Start PASSAGE TO READ
There are not 21 words in that text, even if you count things like fn in the code block as words. There are at most something like 15 or 16 words, depending on how you count the programming language tokens.

By contrast, count-md in its default mode reports that there are just 7 words, because with the defaults I have configured for my own purposes, it ignores blockquotes and code blocks. So only “This is text” gets included! If I include everything with count-md --all, it counts 15 words, exactly as it should!

count-md also lets me specify what gets included in that count; it currently supports including or excluding block quotes, headings, tables, block code, inline code, YAML metadata, and block HTML. That makes it way more useful than wc for seeing how many words are in a technical document!

Here’s my favorite part (besides just how nice it is to have the tool, given I have reasons for wanting all that functionality in its own right): Running it on the source for this very website, with its 400-some-odd posts, over 280,000 words,¹ and a lot of complicated Markdown and some non-trivial HTML in the mix along the way, finishes about 6.5× faster than node --help.²

Three takeaways:

Fast tools matter! In this case it’s just nice — and we shouldn’t undersell the value of “nice”! — , but in many cases, you can do things with sufficiently fast tools that you just wouldn’t even bother taking a swing at otherwise, because they would take too much time.
Moreover: it’s easy to treat performance as a thing that you only care about “when it matters”. But if you treat it that way, by the time it matters, it can be very difficult to identify where the parts that are slow actually are, and you never build the “muscles” for that kind of performance work.³
It is easy to do this given the right foundations. This whole thing is under 350 lines of my own code (plus another 435 lines of test code), and it is simultaneously within spitting distance of wc and provides much more useful output because I am working with the semantics of the source — and building on top of great Rust libraries to do it.
End PASSAGE TO READ
Start RECORD EXCERPTS
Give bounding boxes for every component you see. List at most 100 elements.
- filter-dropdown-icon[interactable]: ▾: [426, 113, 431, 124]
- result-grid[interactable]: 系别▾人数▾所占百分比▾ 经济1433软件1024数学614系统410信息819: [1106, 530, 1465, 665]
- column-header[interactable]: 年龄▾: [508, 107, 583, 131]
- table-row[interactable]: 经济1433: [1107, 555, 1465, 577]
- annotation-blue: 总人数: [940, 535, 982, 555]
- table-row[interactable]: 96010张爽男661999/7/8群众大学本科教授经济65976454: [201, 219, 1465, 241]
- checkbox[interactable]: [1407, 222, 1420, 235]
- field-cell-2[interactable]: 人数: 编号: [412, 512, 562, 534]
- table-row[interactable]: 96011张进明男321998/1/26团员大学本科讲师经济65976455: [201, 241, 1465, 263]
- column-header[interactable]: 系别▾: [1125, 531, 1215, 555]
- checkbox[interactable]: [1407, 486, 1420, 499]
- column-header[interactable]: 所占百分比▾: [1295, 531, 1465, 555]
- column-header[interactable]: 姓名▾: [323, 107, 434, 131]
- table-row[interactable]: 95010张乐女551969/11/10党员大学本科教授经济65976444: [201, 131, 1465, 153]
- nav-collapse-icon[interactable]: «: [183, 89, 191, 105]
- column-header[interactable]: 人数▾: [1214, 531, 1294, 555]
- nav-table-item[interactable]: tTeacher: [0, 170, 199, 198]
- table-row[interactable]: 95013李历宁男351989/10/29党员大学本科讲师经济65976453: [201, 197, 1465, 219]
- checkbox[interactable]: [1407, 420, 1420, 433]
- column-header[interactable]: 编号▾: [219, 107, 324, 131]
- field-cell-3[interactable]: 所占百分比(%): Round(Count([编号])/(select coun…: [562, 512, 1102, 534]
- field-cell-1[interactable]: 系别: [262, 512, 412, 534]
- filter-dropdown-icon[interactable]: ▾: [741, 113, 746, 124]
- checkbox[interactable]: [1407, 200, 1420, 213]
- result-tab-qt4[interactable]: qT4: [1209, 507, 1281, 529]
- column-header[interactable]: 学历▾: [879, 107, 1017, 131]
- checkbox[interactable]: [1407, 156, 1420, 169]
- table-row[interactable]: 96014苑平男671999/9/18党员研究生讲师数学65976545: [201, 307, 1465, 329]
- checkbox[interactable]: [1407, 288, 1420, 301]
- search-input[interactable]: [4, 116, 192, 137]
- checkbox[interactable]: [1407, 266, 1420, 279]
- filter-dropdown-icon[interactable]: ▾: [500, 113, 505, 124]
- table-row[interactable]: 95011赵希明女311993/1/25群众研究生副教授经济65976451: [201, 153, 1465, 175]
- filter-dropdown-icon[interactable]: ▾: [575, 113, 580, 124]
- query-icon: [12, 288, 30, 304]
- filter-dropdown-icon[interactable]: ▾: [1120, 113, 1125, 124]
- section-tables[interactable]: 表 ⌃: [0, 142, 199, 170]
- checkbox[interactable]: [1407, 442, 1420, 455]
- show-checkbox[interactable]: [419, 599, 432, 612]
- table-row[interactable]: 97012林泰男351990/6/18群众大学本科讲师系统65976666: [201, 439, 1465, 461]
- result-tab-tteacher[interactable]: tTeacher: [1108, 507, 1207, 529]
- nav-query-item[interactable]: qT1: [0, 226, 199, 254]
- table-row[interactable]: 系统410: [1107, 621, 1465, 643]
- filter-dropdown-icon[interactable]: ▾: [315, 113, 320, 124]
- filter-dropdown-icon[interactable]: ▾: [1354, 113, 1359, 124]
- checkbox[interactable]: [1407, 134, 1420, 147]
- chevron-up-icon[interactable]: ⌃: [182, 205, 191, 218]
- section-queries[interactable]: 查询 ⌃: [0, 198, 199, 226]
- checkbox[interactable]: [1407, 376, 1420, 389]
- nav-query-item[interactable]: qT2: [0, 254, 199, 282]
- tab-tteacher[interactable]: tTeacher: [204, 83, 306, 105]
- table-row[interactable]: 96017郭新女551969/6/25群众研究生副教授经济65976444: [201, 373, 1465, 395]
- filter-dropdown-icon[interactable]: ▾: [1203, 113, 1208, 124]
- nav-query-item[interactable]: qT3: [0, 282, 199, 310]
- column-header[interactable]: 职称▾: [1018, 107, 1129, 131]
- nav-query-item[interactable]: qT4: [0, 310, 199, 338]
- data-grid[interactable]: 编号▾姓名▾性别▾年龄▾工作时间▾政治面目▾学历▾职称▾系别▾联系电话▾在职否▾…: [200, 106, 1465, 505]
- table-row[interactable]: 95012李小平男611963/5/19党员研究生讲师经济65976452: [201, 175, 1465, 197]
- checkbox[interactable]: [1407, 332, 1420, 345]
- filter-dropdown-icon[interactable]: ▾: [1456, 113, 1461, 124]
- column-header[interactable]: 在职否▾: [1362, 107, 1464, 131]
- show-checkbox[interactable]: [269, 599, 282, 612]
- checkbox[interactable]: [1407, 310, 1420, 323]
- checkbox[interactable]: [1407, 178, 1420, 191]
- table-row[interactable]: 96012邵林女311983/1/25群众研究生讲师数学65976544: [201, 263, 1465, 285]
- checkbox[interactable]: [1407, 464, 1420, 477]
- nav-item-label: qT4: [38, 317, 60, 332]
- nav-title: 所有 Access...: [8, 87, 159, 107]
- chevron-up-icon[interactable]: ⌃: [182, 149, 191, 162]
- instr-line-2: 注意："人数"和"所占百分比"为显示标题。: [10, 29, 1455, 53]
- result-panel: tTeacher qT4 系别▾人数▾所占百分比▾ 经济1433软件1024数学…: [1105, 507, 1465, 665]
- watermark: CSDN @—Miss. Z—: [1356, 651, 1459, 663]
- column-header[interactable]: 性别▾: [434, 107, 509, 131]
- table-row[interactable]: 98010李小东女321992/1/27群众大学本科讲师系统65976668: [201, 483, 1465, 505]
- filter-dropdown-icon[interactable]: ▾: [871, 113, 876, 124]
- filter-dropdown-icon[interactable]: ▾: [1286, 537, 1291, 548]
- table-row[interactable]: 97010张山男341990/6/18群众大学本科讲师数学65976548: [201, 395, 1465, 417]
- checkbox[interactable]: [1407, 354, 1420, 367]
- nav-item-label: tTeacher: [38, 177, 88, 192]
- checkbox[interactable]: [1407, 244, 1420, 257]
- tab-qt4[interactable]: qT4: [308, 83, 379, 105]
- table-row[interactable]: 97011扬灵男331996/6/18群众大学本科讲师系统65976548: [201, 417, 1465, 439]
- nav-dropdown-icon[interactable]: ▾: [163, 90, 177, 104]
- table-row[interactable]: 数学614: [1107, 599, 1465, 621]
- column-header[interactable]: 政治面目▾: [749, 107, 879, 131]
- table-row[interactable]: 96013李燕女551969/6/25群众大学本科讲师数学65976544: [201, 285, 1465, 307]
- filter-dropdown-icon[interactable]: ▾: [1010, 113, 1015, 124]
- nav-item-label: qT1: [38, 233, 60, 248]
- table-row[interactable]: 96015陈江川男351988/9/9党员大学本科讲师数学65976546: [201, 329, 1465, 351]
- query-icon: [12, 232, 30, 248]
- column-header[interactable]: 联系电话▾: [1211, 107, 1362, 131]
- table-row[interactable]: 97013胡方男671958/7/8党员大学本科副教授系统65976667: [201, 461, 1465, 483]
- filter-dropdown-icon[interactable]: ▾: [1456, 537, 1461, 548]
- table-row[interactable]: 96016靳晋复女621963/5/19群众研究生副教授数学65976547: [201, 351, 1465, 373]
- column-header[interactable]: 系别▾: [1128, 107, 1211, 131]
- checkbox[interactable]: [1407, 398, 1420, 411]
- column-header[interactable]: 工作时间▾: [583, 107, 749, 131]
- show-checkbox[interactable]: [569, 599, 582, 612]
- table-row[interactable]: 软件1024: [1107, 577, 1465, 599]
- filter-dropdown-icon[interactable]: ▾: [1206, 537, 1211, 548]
End RECORD EXCERPTS
**TASK INSTRUCTIONS**
a) Which kinds of content does the count-md passage say the tool currently lets you include or exclude from its count? List them all.
b) Print everything in the count-md passage from "Fast tools matter!" down to "too much time.".
c) In the count-md passage, how many words does count-md report in its default mode?
Rely solely on the count-md passage when responding.

**ANSWERS TO THE EXERCISES**
a) Block quotes, headings, tables, block code, inline code, YAML metadata, and block HTML.

b)
Fast tools matter! In this case it’s just nice — and we shouldn’t undersell the value of “nice”! — , but in many cases, you can do things with sufficiently fast tools that you just wouldn’t even bother taking a swing at otherwise, because they would take too much time.

c) 7 words.